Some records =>

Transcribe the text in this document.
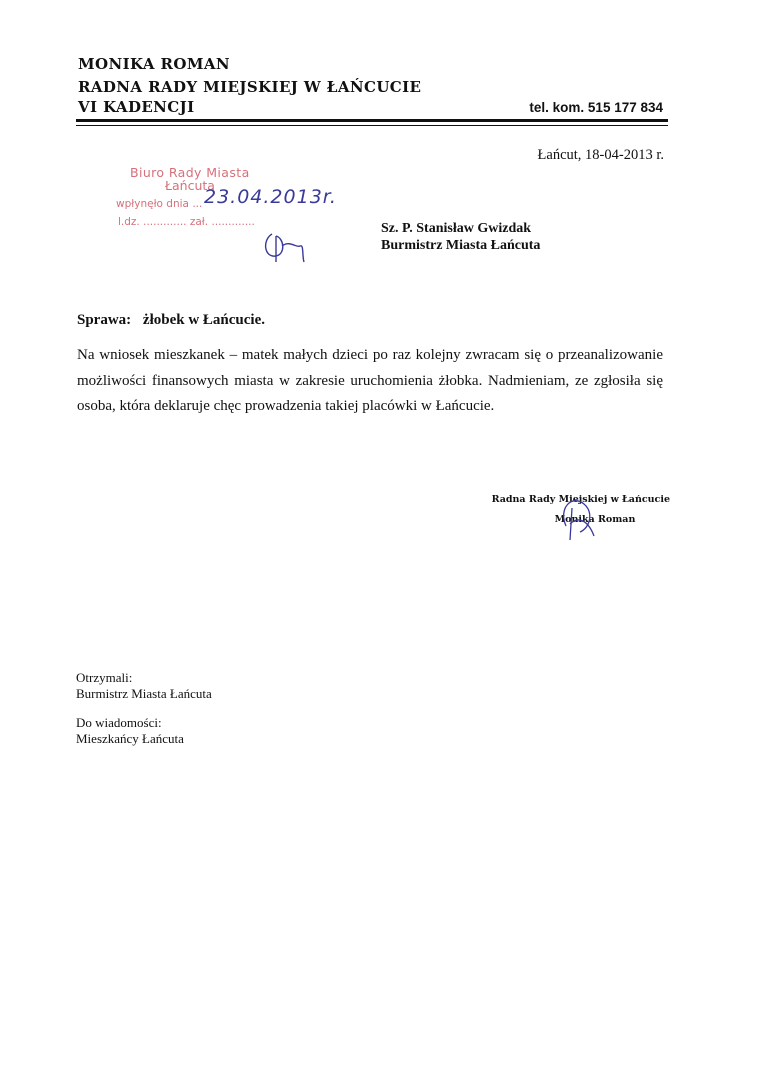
MONIKA ROMAN

RADNA RADY MIEJSKIEJ W ŁAŃCUCIE

VI KADENCJI	tel. kom. 515 177 834

Łańcut, 18-04-2013 r.
Biuro Rady Miasta
Łańcuta
wpłynęło dnia ... 23.04.2013r.
l.dz. ............. zał. .............	Sz. P. Stanisław Gwizdak
Burmistrz Miasta Łańcuta
Sprawa: żłobek w Łańcucie.

Na wniosek mieszkanek – matek małych dzieci po raz kolejny zwracam się o przeanalizowanie możliwości finansowych miasta w zakresie uruchomienia żłobka. Nadmieniam, ze zgłosiła się osoba, która deklaruje chęc prowadzenia takiej placówki w Łańcucie.

Radna Rady Miejskiej w Łańcucie
Monika Roman
Otrzymali:
Burmistrz Miasta Łańcuta
Do wiadomości:
Mieszkańcy Łańcuta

WORK TO COMPLETE => Repeat the records above exactly, leaving out the pictures.

RESPONSE TO THIS EXERCISE =>
Transcribe the text in this document.
MONIKA ROMAN

RADNA RADY MIEJSKIEJ W ŁAŃCUCIE

VI KADENCJI	tel. kom. 515 177 834

Łańcut, 18-04-2013 r.
Biuro Rady Miasta
Łańcuta
wpłynęło dnia ... 23.04.2013r.
l.dz. ............. zał. .............	Sz. P. Stanisław Gwizdak
Burmistrz Miasta Łańcuta
Sprawa: żłobek w Łańcucie.

Na wniosek mieszkanek – matek małych dzieci po raz kolejny zwracam się o przeanalizowanie możliwości finansowych miasta w zakresie uruchomienia żłobka. Nadmieniam, ze zgłosiła się osoba, która deklaruje chęc prowadzenia takiej placówki w Łańcucie.

Radna Rady Miejskiej w Łańcucie
Monika Roman
Otrzymali:
Burmistrz Miasta Łańcuta
Do wiadomości:
Mieszkańcy Łańcuta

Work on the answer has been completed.